> Task requirements:
Write out every entry exactly as it appears.

> Entries:
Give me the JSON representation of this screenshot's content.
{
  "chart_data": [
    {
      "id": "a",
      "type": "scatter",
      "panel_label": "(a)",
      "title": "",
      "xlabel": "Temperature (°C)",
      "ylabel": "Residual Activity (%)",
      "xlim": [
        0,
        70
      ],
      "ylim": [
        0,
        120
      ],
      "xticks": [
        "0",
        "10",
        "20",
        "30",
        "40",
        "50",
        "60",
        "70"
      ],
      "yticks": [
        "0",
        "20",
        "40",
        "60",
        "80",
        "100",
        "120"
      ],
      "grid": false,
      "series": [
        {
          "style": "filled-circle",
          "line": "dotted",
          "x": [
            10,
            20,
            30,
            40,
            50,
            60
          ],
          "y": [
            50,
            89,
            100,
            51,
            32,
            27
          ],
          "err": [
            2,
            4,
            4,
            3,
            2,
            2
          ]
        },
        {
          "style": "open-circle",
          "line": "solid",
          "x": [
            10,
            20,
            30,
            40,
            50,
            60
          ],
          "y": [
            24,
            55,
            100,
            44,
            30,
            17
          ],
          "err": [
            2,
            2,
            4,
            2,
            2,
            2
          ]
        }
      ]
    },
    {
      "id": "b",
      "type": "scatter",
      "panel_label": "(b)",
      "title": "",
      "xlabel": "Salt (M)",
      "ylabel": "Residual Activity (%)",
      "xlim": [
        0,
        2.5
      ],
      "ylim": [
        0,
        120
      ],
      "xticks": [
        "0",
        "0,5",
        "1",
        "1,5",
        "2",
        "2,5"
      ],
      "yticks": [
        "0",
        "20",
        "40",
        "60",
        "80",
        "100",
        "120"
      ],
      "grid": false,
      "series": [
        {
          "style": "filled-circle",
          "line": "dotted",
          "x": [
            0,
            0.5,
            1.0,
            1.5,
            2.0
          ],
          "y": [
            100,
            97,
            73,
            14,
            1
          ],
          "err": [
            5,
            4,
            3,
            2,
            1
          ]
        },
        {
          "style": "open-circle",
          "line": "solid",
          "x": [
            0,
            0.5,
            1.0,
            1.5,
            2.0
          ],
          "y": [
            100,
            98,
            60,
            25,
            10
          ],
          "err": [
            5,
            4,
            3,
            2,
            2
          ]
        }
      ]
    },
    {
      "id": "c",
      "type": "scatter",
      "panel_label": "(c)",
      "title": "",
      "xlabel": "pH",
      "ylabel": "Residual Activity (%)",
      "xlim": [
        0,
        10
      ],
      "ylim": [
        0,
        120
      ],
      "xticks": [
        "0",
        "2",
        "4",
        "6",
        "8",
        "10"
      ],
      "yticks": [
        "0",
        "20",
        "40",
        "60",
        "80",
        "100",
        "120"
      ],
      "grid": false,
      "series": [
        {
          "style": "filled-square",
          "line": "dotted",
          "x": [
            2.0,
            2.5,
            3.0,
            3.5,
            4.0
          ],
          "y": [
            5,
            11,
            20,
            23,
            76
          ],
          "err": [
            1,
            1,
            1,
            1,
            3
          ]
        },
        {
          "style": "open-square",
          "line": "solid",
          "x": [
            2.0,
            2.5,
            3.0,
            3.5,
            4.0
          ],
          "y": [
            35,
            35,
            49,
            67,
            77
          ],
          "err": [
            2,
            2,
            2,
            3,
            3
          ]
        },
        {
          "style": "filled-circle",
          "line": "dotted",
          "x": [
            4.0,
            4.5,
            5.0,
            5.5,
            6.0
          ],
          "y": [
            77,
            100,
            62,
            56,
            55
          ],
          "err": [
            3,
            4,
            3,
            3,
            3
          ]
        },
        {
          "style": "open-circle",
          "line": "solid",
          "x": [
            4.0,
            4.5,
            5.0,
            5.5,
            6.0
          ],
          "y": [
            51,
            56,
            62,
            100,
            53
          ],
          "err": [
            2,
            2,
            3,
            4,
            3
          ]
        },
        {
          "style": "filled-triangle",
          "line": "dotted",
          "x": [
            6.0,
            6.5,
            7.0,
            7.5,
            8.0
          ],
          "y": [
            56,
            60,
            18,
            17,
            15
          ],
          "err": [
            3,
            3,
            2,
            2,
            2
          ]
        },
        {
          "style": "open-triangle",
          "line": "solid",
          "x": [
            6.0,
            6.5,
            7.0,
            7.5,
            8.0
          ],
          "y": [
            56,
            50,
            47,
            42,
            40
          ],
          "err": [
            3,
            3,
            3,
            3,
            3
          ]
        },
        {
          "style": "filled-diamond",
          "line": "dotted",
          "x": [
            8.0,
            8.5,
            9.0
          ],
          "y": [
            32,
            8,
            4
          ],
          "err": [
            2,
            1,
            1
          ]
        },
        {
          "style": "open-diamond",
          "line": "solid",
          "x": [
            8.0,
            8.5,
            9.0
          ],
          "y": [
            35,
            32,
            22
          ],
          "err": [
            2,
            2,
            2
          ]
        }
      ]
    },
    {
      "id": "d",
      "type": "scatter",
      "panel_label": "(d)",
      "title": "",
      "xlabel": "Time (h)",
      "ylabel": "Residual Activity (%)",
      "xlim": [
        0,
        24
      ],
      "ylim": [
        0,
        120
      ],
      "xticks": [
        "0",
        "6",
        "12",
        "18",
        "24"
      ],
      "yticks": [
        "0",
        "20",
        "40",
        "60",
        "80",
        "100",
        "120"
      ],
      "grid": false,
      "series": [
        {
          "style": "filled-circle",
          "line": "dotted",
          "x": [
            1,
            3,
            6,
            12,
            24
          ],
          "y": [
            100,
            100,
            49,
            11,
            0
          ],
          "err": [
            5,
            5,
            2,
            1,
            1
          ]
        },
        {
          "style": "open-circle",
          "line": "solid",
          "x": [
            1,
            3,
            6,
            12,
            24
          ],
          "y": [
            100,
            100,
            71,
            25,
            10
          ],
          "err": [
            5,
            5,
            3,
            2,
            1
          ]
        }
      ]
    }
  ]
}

> Answer for this exercise:
Give me the JSON representation of this screenshot's content.
{
  "chart_data": [
    {
      "id": "a",
      "type": "scatter",
      "panel_label": "(a)",
      "title": "",
      "xlabel": "Temperature (°C)",
      "ylabel": "Residual Activity (%)",
      "xlim": [
        0,
        70
      ],
      "ylim": [
        0,
        120
      ],
      "xticks": [
        "0",
        "10",
        "20",
        "30",
        "40",
        "50",
        "60",
        "70"
      ],
      "yticks": [
        "0",
        "20",
        "40",
        "60",
        "80",
        "100",
        "120"
      ],
      "grid": false,
      "series": [
        {
          "style": "filled-circle",
          "line": "dotted",
          "x": [
            10,
            20,
            30,
            40,
            50,
            60
          ],
          "y": [
            50,
            89,
            100,
            51,
            32,
            27
          ],
          "err": [
            2,
            4,
            4,
            3,
            2,
            2
          ]
        },
        {
          "style": "open-circle",
          "line": "solid",
          "x": [
            10,
            20,
            30,
            40,
            50,
            60
          ],
          "y": [
            24,
            55,
            100,
            44,
            30,
            17
          ],
          "err": [
            2,
            2,
            4,
            2,
            2,
            2
          ]
        }
      ]
    },
    {
      "id": "b",
      "type": "scatter",
      "panel_label": "(b)",
      "title": "",
      "xlabel": "Salt (M)",
      "ylabel": "Residual Activity (%)",
      "xlim": [
        0,
        2.5
      ],
      "ylim": [
        0,
        120
      ],
      "xticks": [
        "0",
        "0,5",
        "1",
        "1,5",
        "2",
        "2,5"
      ],
      "yticks": [
        "0",
        "20",
        "40",
        "60",
        "80",
        "100",
        "120"
      ],
      "grid": false,
      "series": [
        {
          "style": "filled-circle",
          "line": "dotted",
          "x": [
            0,
            0.5,
            1.0,
            1.5,
            2.0
          ],
          "y": [
            100,
            97,
            73,
            14,
            1
          ],
          "err": [
            5,
            4,
            3,
            2,
            1
          ]
        },
        {
          "style": "open-circle",
          "line": "solid",
          "x": [
            0,
            0.5,
            1.0,
            1.5,
            2.0
          ],
          "y": [
            100,
            98,
            60,
            25,
            10
          ],
          "err": [
            5,
            4,
            3,
            2,
            2
          ]
        }
      ]
    },
    {
      "id": "c",
      "type": "scatter",
      "panel_label": "(c)",
      "title": "",
      "xlabel": "pH",
      "ylabel": "Residual Activity (%)",
      "xlim": [
        0,
        10
      ],
      "ylim": [
        0,
        120
      ],
      "xticks": [
        "0",
        "2",
        "4",
        "6",
        "8",
        "10"
      ],
      "yticks": [
        "0",
        "20",
        "40",
        "60",
        "80",
        "100",
        "120"
      ],
      "grid": false,
      "series": [
        {
          "style": "filled-square",
          "line": "dotted",
          "x": [
            2.0,
            2.5,
            3.0,
            3.5,
            4.0
          ],
          "y": [
            5,
            11,
            20,
            23,
            76
          ],
          "err": [
            1,
            1,
            1,
            1,
            3
          ]
        },
        {
          "style": "open-square",
          "line": "solid",
          "x": [
            2.0,
            2.5,
            3.0,
            3.5,
            4.0
          ],
          "y": [
            35,
            35,
            49,
            67,
            77
          ],
          "err": [
            2,
            2,
            2,
            3,
            3
          ]
        },
        {
          "style": "filled-circle",
          "line": "dotted",
          "x": [
            4.0,
            4.5,
            5.0,
            5.5,
            6.0
          ],
          "y": [
            77,
            100,
            62,
            56,
            55
          ],
          "err": [
            3,
            4,
            3,
            3,
            3
          ]
        },
        {
          "style": "open-circle",
          "line": "solid",
          "x": [
            4.0,
            4.5,
            5.0,
            5.5,
            6.0
          ],
          "y": [
            51,
            56,
            62,
            100,
            53
          ],
          "err": [
            2,
            2,
            3,
            4,
            3
          ]
        },
        {
          "style": "filled-triangle",
          "line": "dotted",
          "x": [
            6.0,
            6.5,
            7.0,
            7.5,
            8.0
          ],
          "y": [
            56,
            60,
            18,
            17,
            15
          ],
          "err": [
            3,
            3,
            2,
            2,
            2
          ]
        },
        {
          "style": "open-triangle",
          "line": "solid",
          "x": [
            6.0,
            6.5,
            7.0,
            7.5,
            8.0
          ],
          "y": [
            56,
            50,
            47,
            42,
            40
          ],
          "err": [
            3,
            3,
            3,
            3,
            3
          ]
        },
        {
          "style": "filled-diamond",
          "line": "dotted",
          "x": [
            8.0,
            8.5,
            9.0
          ],
          "y": [
            32,
            8,
            4
          ],
          "err": [
            2,
            1,
            1
          ]
        },
        {
          "style": "open-diamond",
          "line": "solid",
          "x": [
            8.0,
            8.5,
            9.0
          ],
          "y": [
            35,
            32,
            22
          ],
          "err": [
            2,
            2,
            2
          ]
        }
      ]
    },
    {
      "id": "d",
      "type": "scatter",
      "panel_label": "(d)",
      "title": "",
      "xlabel": "Time (h)",
      "ylabel": "Residual Activity (%)",
      "xlim": [
        0,
        24
      ],
      "ylim": [
        0,
        120
      ],
      "xticks": [
        "0",
        "6",
        "12",
        "18",
        "24"
      ],
      "yticks": [
        "0",
        "20",
        "40",
        "60",
        "80",
        "100",
        "120"
      ],
      "grid": false,
      "series": [
        {
          "style": "filled-circle",
          "line": "dotted",
          "x": [
            1,
            3,
            6,
            12,
            24
          ],
          "y": [
            100,
            100,
            49,
            11,
            0
          ],
          "err": [
            5,
            5,
            2,
            1,
            1
          ]
        },
        {
          "style": "open-circle",
          "line": "solid",
          "x": [
            1,
            3,
            6,
            12,
            24
          ],
          "y": [
            100,
            100,
            71,
            25,
            10
          ],
          "err": [
            5,
            5,
            3,
            2,
            1
          ]
        }
      ]
    }
  ]
}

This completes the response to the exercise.